--- Supplied records ---

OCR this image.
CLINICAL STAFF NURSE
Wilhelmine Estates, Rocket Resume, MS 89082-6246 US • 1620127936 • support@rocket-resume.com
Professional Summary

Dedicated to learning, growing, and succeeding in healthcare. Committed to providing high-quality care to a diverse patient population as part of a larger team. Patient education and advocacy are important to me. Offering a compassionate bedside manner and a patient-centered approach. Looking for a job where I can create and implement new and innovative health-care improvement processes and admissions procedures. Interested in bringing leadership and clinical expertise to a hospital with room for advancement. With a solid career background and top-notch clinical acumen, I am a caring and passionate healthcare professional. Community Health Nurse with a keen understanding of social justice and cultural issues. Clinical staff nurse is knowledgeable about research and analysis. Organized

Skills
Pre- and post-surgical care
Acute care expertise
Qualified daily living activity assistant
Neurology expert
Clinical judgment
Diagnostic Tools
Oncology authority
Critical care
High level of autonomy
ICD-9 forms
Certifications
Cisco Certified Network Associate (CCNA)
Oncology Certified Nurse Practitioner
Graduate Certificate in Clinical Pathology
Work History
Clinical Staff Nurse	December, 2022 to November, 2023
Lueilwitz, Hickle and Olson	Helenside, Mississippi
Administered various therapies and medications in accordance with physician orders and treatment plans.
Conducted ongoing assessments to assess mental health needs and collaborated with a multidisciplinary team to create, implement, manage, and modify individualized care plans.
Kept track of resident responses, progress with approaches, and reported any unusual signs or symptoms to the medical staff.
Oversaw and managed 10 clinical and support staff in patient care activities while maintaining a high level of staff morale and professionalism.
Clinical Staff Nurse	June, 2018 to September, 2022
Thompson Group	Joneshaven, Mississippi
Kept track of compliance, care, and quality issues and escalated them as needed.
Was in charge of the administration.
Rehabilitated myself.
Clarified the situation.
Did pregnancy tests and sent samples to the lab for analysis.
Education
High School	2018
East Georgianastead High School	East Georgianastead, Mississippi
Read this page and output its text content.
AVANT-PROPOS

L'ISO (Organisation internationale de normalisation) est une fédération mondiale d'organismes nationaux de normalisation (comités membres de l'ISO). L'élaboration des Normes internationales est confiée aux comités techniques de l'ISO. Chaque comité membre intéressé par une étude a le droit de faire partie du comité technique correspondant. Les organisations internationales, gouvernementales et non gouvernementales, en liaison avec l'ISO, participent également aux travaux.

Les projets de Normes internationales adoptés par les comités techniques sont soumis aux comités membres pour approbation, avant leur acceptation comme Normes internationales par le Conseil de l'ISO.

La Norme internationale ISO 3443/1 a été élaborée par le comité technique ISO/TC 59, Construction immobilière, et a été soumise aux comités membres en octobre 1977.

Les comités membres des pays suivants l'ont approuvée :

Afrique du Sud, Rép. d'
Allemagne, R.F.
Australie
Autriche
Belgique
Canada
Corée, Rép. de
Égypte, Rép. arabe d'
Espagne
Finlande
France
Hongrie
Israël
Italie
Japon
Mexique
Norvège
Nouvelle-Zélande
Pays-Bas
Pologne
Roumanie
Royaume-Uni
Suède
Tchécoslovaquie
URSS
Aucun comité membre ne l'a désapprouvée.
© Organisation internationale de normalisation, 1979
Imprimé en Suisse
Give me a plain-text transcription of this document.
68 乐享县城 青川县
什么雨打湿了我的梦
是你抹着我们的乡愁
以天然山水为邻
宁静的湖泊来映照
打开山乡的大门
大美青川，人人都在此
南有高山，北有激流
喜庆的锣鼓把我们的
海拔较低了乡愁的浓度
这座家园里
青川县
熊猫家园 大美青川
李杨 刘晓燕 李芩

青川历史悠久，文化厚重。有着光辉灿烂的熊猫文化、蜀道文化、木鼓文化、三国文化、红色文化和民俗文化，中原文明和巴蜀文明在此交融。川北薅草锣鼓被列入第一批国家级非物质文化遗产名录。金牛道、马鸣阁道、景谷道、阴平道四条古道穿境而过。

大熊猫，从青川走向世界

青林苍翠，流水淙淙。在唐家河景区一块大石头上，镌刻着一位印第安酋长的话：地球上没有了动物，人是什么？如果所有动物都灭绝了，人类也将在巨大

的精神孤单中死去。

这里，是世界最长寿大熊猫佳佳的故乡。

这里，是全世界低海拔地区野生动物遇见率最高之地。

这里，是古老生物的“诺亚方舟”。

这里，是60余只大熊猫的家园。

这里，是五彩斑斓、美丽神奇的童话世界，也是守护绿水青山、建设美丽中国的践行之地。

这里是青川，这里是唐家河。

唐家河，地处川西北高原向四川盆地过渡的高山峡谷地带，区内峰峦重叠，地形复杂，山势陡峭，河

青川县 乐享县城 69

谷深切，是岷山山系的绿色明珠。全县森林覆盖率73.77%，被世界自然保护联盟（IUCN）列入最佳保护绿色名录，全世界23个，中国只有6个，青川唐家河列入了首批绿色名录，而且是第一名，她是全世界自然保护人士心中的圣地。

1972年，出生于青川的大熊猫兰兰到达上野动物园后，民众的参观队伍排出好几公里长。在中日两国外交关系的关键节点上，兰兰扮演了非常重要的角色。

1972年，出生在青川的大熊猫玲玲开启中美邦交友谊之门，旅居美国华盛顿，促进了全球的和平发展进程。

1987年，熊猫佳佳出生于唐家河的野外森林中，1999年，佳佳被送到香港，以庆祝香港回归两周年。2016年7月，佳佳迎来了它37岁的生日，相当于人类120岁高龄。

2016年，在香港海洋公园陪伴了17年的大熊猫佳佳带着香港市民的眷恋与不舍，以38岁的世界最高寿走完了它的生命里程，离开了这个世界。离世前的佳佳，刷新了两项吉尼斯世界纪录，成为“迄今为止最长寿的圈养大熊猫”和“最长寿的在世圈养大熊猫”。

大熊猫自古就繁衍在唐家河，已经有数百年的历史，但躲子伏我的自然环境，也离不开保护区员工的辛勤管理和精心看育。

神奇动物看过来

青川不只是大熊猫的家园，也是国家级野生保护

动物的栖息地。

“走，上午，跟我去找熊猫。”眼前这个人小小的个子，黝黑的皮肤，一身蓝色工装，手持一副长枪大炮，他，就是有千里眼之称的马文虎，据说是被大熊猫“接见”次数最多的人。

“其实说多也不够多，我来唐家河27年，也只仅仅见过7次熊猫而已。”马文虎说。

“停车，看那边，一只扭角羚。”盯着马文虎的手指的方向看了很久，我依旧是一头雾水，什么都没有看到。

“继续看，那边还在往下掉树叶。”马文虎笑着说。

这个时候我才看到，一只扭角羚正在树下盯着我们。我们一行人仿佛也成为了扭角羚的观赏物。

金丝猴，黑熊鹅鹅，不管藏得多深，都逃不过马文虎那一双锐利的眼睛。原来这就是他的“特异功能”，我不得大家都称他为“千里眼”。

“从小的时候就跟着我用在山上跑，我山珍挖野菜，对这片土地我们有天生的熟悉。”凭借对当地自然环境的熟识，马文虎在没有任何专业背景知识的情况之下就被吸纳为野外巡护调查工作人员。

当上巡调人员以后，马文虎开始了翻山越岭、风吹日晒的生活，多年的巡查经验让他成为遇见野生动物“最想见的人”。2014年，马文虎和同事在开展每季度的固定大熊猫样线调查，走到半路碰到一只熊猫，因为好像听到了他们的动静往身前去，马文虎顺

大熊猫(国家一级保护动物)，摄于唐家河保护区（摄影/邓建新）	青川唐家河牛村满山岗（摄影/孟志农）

---

Can you give every line above again, exactly as written?

§ **Solved exercise**:
OCR this image.
CLINICAL STAFF NURSE
Wilhelmine Estates, Rocket Resume, MS 89082-6246 US • 1620127936 • support@rocket-resume.com
Professional Summary

Dedicated to learning, growing, and succeeding in healthcare. Committed to providing high-quality care to a diverse patient population as part of a larger team. Patient education and advocacy are important to me. Offering a compassionate bedside manner and a patient-centered approach. Looking for a job where I can create and implement new and innovative health-care improvement processes and admissions procedures. Interested in bringing leadership and clinical expertise to a hospital with room for advancement. With a solid career background and top-notch clinical acumen, I am a caring and passionate healthcare professional. Community Health Nurse with a keen understanding of social justice and cultural issues. Clinical staff nurse is knowledgeable about research and analysis. Organized

Skills
Pre- and post-surgical care
Acute care expertise
Qualified daily living activity assistant
Neurology expert
Clinical judgment
Diagnostic Tools
Oncology authority
Critical care
High level of autonomy
ICD-9 forms
Certifications
Cisco Certified Network Associate (CCNA)
Oncology Certified Nurse Practitioner
Graduate Certificate in Clinical Pathology
Work History
Clinical Staff Nurse	December, 2022 to November, 2023
Lueilwitz, Hickle and Olson	Helenside, Mississippi
Administered various therapies and medications in accordance with physician orders and treatment plans.
Conducted ongoing assessments to assess mental health needs and collaborated with a multidisciplinary team to create, implement, manage, and modify individualized care plans.
Kept track of resident responses, progress with approaches, and reported any unusual signs or symptoms to the medical staff.
Oversaw and managed 10 clinical and support staff in patient care activities while maintaining a high level of staff morale and professionalism.
Clinical Staff Nurse	June, 2018 to September, 2022
Thompson Group	Joneshaven, Mississippi
Kept track of compliance, care, and quality issues and escalated them as needed.
Was in charge of the administration.
Rehabilitated myself.
Clarified the situation.
Did pregnancy tests and sent samples to the lab for analysis.
Education
High School	2018
East Georgianastead High School	East Georgianastead, Mississippi
Read this page and output its text content.
AVANT-PROPOS

L'ISO (Organisation internationale de normalisation) est une fédération mondiale d'organismes nationaux de normalisation (comités membres de l'ISO). L'élaboration des Normes internationales est confiée aux comités techniques de l'ISO. Chaque comité membre intéressé par une étude a le droit de faire partie du comité technique correspondant. Les organisations internationales, gouvernementales et non gouvernementales, en liaison avec l'ISO, participent également aux travaux.

Les projets de Normes internationales adoptés par les comités techniques sont soumis aux comités membres pour approbation, avant leur acceptation comme Normes internationales par le Conseil de l'ISO.

La Norme internationale ISO 3443/1 a été élaborée par le comité technique ISO/TC 59, Construction immobilière, et a été soumise aux comités membres en octobre 1977.

Les comités membres des pays suivants l'ont approuvée :

Afrique du Sud, Rép. d'
Allemagne, R.F.
Australie
Autriche
Belgique
Canada
Corée, Rép. de
Égypte, Rép. arabe d'
Espagne
Finlande
France
Hongrie
Israël
Italie
Japon
Mexique
Norvège
Nouvelle-Zélande
Pays-Bas
Pologne
Roumanie
Royaume-Uni
Suède
Tchécoslovaquie
URSS
Aucun comité membre ne l'a désapprouvée.
© Organisation internationale de normalisation, 1979
Imprimé en Suisse
Give me a plain-text transcription of this document.
68 乐享县城 青川县
什么雨打湿了我的梦
是你抹着我们的乡愁
以天然山水为邻
宁静的湖泊来映照
打开山乡的大门
大美青川，人人都在此
南有高山，北有激流
喜庆的锣鼓把我们的
海拔较低了乡愁的浓度
这座家园里
青川县
熊猫家园 大美青川
李杨 刘晓燕 李芩

青川历史悠久，文化厚重。有着光辉灿烂的熊猫文化、蜀道文化、木鼓文化、三国文化、红色文化和民俗文化，中原文明和巴蜀文明在此交融。川北薅草锣鼓被列入第一批国家级非物质文化遗产名录。金牛道、马鸣阁道、景谷道、阴平道四条古道穿境而过。

大熊猫，从青川走向世界

青林苍翠，流水淙淙。在唐家河景区一块大石头上，镌刻着一位印第安酋长的话：地球上没有了动物，人是什么？如果所有动物都灭绝了，人类也将在巨大

的精神孤单中死去。

这里，是世界最长寿大熊猫佳佳的故乡。

这里，是全世界低海拔地区野生动物遇见率最高之地。

这里，是古老生物的“诺亚方舟”。

这里，是60余只大熊猫的家园。

这里，是五彩斑斓、美丽神奇的童话世界，也是守护绿水青山、建设美丽中国的践行之地。

这里是青川，这里是唐家河。

唐家河，地处川西北高原向四川盆地过渡的高山峡谷地带，区内峰峦重叠，地形复杂，山势陡峭，河

青川县 乐享县城 69

谷深切，是岷山山系的绿色明珠。全县森林覆盖率73.77%，被世界自然保护联盟（IUCN）列入最佳保护绿色名录，全世界23个，中国只有6个，青川唐家河列入了首批绿色名录，而且是第一名，她是全世界自然保护人士心中的圣地。

1972年，出生于青川的大熊猫兰兰到达上野动物园后，民众的参观队伍排出好几公里长。在中日两国外交关系的关键节点上，兰兰扮演了非常重要的角色。

1972年，出生在青川的大熊猫玲玲开启中美邦交友谊之门，旅居美国华盛顿，促进了全球的和平发展进程。

1987年，熊猫佳佳出生于唐家河的野外森林中，1999年，佳佳被送到香港，以庆祝香港回归两周年。2016年7月，佳佳迎来了它37岁的生日，相当于人类120岁高龄。

2016年，在香港海洋公园陪伴了17年的大熊猫佳佳带着香港市民的眷恋与不舍，以38岁的世界最高寿走完了它的生命里程，离开了这个世界。离世前的佳佳，刷新了两项吉尼斯世界纪录，成为“迄今为止最长寿的圈养大熊猫”和“最长寿的在世圈养大熊猫”。

大熊猫自古就繁衍在唐家河，已经有数百年的历史，但躲子伏我的自然环境，也离不开保护区员工的辛勤管理和精心看育。

神奇动物看过来

青川不只是大熊猫的家园，也是国家级野生保护

动物的栖息地。

“走，上午，跟我去找熊猫。”眼前这个人小小的个子，黝黑的皮肤，一身蓝色工装，手持一副长枪大炮，他，就是有千里眼之称的马文虎，据说是被大熊猫“接见”次数最多的人。

“其实说多也不够多，我来唐家河27年，也只仅仅见过7次熊猫而已。”马文虎说。

“停车，看那边，一只扭角羚。”盯着马文虎的手指的方向看了很久，我依旧是一头雾水，什么都没有看到。

“继续看，那边还在往下掉树叶。”马文虎笑着说。

这个时候我才看到，一只扭角羚正在树下盯着我们。我们一行人仿佛也成为了扭角羚的观赏物。

金丝猴，黑熊鹅鹅，不管藏得多深，都逃不过马文虎那一双锐利的眼睛。原来这就是他的“特异功能”，我不得大家都称他为“千里眼”。

“从小的时候就跟着我用在山上跑，我山珍挖野菜，对这片土地我们有天生的熟悉。”凭借对当地自然环境的熟识，马文虎在没有任何专业背景知识的情况之下就被吸纳为野外巡护调查工作人员。

当上巡调人员以后，马文虎开始了翻山越岭、风吹日晒的生活，多年的巡查经验让他成为遇见野生动物“最想见的人”。2014年，马文虎和同事在开展每季度的固定大熊猫样线调查，走到半路碰到一只熊猫，因为好像听到了他们的动静往身前去，马文虎顺

大熊猫(国家一级保护动物)，摄于唐家河保护区（摄影/邓建新）	青川唐家河牛村满山岗（摄影/孟志农）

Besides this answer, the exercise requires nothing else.